PROBLEM DETAILS
Go through the listing and state how many lines hold the string "injury". Nothing else is needed.

RECORDS TO PROCESS
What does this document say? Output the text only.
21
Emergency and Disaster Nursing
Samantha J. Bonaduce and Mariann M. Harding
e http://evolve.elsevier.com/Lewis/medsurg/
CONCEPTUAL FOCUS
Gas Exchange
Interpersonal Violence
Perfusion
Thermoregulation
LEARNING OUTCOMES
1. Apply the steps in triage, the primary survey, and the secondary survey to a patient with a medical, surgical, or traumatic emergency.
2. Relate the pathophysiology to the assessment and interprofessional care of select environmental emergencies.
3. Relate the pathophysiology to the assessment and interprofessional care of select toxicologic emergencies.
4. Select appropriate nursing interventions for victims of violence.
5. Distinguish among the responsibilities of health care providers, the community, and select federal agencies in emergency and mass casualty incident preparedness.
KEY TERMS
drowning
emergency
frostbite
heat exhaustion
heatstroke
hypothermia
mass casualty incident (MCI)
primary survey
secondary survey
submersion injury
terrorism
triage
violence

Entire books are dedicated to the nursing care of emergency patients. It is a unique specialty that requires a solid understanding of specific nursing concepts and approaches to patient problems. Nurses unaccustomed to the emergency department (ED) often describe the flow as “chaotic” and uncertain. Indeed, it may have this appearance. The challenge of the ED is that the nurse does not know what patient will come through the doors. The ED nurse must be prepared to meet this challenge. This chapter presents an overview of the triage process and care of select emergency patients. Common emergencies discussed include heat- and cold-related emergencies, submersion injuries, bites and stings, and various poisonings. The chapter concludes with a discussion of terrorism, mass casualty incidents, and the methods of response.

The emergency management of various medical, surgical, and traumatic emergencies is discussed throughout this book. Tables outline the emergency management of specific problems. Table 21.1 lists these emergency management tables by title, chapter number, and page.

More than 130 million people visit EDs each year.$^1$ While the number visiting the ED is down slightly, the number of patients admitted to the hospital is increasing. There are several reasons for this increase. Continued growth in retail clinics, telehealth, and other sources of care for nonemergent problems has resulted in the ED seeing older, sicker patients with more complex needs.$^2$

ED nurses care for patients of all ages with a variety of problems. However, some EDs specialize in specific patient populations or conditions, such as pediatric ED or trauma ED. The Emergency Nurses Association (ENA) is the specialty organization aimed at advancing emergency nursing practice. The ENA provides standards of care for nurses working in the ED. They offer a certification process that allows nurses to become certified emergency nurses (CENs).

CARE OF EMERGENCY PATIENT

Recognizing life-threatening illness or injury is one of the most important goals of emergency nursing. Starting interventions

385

WRITTEN SOLUTION
2